----- Records for processing -----

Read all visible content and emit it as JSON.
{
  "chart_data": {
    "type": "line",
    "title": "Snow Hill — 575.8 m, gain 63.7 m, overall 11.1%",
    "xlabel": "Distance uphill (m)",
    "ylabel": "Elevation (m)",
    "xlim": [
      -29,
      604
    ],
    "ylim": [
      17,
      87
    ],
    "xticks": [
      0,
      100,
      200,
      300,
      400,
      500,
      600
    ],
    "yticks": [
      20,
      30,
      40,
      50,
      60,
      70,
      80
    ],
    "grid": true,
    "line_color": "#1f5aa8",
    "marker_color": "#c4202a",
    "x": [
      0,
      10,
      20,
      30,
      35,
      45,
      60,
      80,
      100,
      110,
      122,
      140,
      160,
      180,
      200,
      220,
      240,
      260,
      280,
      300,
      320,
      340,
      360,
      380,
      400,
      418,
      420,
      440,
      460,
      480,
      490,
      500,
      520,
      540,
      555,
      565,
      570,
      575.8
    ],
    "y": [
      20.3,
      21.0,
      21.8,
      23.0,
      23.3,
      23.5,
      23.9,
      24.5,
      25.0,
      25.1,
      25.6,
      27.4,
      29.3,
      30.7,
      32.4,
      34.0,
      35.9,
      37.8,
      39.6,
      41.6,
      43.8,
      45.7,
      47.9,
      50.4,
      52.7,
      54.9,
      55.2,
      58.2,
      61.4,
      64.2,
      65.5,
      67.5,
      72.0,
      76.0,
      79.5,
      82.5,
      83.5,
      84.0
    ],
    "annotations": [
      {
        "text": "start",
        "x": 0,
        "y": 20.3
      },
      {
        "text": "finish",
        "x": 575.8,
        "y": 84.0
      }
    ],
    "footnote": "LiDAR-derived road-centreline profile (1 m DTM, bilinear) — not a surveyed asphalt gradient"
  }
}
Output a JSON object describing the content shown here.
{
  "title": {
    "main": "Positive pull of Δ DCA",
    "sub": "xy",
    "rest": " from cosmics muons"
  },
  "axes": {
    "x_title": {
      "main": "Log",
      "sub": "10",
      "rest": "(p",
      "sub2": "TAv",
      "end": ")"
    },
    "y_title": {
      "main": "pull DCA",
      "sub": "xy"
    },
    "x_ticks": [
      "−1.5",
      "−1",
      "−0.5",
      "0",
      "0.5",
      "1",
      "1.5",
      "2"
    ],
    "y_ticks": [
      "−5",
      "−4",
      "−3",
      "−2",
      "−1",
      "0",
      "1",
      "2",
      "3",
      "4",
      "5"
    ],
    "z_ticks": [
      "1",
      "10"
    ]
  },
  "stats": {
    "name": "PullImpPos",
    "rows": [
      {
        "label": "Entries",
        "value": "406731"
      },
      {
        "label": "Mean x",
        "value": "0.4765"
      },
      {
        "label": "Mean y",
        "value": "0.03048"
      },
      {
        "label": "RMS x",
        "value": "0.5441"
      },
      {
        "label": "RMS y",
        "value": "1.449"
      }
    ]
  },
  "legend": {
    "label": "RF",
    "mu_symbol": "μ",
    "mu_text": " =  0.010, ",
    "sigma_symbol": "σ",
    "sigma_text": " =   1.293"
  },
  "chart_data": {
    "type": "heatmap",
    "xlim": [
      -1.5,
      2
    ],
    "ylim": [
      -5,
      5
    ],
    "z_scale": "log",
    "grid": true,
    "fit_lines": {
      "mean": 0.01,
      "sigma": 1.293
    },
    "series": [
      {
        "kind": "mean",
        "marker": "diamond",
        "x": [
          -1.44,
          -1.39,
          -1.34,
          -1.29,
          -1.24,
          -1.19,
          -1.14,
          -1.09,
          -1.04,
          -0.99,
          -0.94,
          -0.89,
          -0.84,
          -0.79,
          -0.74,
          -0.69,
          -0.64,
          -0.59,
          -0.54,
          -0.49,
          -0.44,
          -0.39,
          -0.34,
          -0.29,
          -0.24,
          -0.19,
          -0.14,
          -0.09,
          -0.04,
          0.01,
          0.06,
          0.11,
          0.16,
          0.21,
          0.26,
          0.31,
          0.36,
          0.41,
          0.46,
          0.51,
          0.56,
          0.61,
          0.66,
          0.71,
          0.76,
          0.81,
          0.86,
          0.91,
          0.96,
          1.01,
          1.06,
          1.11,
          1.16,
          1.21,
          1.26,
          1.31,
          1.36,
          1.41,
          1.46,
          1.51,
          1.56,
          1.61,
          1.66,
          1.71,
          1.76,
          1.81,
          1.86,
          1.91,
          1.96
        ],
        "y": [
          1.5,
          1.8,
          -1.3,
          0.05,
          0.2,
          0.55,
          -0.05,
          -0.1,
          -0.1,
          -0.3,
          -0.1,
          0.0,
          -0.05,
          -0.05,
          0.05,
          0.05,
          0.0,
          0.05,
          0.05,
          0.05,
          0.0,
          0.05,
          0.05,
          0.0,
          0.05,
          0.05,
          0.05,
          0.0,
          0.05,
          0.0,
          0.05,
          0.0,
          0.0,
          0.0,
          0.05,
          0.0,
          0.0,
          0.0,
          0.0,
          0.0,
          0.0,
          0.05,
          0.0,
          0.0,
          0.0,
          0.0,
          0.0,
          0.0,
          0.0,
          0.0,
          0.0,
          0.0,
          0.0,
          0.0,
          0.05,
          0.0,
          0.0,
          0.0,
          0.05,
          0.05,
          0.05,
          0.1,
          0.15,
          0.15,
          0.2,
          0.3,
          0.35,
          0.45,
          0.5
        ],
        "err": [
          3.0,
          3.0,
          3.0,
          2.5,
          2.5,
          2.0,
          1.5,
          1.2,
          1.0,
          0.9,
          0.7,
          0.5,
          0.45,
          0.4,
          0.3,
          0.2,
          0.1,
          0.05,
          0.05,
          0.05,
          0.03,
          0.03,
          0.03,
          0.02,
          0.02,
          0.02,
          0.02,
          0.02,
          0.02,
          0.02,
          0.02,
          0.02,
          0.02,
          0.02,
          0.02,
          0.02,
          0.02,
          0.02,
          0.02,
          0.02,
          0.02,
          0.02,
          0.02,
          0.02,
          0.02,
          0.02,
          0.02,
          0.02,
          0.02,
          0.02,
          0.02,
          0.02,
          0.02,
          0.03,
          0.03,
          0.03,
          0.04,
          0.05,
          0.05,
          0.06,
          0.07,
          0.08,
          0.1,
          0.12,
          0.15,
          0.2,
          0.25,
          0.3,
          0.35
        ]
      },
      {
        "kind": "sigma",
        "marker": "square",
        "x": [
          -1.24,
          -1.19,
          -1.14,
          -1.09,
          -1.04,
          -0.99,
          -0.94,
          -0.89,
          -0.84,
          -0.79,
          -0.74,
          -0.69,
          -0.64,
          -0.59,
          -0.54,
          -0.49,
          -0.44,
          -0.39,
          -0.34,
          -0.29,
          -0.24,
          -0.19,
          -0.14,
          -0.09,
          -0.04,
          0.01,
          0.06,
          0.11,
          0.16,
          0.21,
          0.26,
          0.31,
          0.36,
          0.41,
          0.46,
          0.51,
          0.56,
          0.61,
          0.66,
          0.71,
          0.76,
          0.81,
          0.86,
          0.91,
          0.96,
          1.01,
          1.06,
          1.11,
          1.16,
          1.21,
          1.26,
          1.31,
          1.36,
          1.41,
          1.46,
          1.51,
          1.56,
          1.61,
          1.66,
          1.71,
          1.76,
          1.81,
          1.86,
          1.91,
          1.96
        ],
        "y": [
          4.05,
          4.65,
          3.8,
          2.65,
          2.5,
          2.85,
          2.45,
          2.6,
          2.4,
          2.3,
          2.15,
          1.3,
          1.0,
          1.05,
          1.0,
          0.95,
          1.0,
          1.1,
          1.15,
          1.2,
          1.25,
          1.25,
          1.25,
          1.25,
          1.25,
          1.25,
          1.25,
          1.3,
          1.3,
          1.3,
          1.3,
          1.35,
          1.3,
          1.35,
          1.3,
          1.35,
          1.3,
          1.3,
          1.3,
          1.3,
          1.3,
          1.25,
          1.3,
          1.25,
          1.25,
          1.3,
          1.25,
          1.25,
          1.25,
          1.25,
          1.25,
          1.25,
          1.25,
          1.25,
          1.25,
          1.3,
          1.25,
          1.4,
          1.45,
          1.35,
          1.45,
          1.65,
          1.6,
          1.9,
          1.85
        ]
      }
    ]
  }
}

-----

> _The task_: Search the listing for the word "JSON". Copy every line in which it occurs.

> _Exercise output_:
Read all visible content and emit it as JSON.
Output a JSON object describing the content shown here.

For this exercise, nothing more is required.